Objective >> Look through the listing for the word "Power". Copy each line that has it.
--- begin ---
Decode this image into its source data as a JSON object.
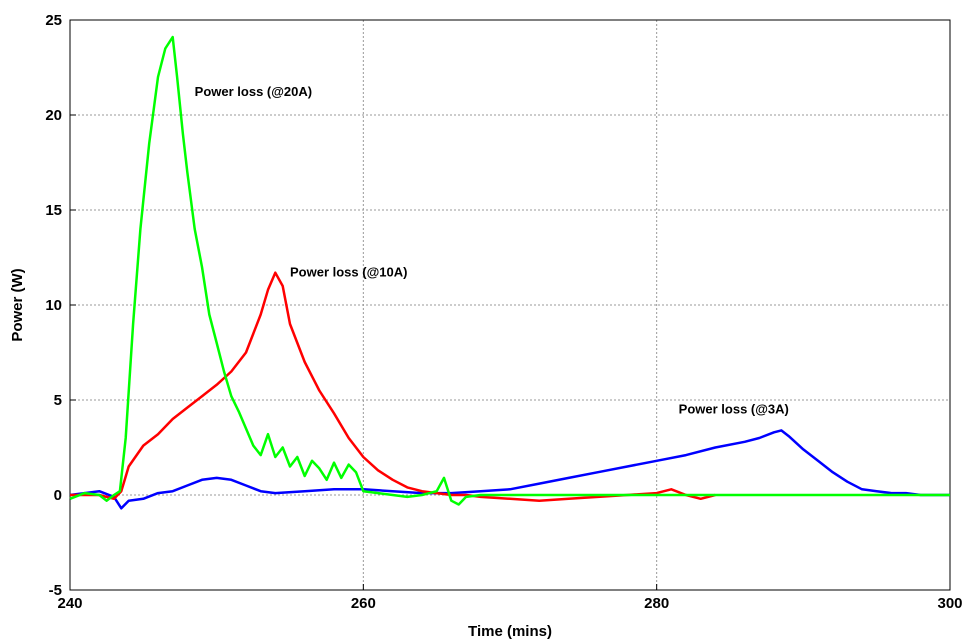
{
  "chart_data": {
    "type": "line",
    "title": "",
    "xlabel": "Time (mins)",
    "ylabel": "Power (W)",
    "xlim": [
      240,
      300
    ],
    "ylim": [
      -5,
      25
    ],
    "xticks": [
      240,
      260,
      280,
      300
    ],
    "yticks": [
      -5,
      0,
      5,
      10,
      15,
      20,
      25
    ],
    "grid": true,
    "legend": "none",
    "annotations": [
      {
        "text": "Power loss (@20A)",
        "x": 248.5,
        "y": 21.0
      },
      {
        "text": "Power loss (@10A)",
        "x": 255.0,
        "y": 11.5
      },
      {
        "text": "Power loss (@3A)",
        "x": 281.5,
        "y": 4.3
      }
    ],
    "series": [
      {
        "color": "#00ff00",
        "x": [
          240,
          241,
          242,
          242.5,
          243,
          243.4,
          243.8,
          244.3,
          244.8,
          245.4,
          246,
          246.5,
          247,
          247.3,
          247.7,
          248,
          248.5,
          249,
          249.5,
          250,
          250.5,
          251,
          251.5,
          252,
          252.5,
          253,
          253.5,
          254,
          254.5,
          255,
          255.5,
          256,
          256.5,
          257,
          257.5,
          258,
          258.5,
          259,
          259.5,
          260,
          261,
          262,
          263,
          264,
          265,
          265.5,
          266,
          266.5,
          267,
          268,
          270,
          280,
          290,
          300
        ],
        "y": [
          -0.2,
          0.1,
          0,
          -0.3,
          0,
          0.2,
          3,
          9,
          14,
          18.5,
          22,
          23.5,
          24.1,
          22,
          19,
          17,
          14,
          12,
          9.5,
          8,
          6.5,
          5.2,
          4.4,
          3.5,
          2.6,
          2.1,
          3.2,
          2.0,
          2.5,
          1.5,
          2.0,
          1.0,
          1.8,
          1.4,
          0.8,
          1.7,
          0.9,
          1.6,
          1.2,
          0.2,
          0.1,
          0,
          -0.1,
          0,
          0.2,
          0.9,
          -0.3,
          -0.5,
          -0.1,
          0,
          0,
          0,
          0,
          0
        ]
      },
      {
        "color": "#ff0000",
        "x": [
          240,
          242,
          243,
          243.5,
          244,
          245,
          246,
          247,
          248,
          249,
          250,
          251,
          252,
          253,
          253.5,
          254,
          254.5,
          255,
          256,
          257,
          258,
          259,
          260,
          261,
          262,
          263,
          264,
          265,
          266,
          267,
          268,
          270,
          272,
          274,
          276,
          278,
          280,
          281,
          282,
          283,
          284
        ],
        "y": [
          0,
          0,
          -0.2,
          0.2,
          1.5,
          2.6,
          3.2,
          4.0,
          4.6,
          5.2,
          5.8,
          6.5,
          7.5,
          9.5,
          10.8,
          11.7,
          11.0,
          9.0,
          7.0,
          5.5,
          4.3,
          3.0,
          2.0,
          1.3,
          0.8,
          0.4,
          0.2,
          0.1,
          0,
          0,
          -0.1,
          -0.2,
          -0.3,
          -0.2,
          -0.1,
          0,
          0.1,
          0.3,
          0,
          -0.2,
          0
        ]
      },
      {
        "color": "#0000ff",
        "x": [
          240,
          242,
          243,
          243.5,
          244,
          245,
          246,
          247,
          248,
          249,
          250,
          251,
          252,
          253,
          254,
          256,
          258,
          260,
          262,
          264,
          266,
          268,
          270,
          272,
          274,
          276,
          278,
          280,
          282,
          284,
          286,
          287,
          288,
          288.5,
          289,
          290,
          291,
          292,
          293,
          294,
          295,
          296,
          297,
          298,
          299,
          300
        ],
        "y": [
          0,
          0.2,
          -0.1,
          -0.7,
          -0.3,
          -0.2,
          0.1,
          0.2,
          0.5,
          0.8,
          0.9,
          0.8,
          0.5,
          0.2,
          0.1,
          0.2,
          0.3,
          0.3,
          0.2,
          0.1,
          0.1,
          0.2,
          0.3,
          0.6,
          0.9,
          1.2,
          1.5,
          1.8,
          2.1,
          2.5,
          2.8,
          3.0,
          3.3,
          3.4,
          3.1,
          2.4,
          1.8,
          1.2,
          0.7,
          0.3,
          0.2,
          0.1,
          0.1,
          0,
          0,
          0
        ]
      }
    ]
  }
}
--- end ---
Answer for the task >>
    "ylabel": "Power (W)",
        "text": "Power loss (@20A)",
        "text": "Power loss (@10A)",
        "text": "Power loss (@3A)",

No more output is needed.